╭─ LISTING

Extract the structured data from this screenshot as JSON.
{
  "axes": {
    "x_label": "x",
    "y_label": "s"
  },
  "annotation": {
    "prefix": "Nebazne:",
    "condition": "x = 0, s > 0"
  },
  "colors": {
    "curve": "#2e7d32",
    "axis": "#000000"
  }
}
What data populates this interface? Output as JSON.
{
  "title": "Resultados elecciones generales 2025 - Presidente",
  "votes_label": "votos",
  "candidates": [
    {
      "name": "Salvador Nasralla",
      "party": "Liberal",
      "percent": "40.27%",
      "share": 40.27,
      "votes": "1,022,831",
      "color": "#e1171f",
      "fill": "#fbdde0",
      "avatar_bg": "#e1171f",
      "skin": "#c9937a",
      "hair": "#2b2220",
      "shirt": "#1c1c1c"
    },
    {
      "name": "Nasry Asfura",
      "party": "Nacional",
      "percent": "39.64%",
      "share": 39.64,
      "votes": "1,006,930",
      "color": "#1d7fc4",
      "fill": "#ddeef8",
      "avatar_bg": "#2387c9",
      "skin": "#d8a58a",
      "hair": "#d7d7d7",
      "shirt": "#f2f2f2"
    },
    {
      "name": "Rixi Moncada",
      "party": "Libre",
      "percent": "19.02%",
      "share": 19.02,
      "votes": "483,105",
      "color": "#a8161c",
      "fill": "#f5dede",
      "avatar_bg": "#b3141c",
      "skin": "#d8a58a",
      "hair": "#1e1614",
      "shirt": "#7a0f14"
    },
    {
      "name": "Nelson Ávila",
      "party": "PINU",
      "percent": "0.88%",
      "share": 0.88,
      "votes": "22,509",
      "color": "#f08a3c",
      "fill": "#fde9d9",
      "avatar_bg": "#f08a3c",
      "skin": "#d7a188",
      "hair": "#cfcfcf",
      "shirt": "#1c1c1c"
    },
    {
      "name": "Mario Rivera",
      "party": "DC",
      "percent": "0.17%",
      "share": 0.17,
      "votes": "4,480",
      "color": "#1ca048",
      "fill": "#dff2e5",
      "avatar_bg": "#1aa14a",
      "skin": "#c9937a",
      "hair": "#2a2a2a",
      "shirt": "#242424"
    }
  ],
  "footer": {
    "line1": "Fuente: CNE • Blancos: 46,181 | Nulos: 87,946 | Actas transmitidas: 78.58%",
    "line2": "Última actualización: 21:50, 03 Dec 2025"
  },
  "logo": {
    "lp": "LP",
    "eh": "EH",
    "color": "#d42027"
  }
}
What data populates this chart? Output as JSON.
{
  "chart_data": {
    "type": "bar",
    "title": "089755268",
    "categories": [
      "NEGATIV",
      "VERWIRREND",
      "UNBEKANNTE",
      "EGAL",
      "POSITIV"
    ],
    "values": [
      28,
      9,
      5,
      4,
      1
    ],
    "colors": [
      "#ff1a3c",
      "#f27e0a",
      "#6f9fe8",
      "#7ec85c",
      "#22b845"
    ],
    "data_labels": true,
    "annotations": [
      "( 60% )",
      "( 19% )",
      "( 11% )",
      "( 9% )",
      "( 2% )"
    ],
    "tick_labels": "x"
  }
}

╰─

» **SET PROBLEM**
Find the count of lines in the data above where the string "this" occurs. Provide that number alone.

» **EXERCISE OUTPUT**
3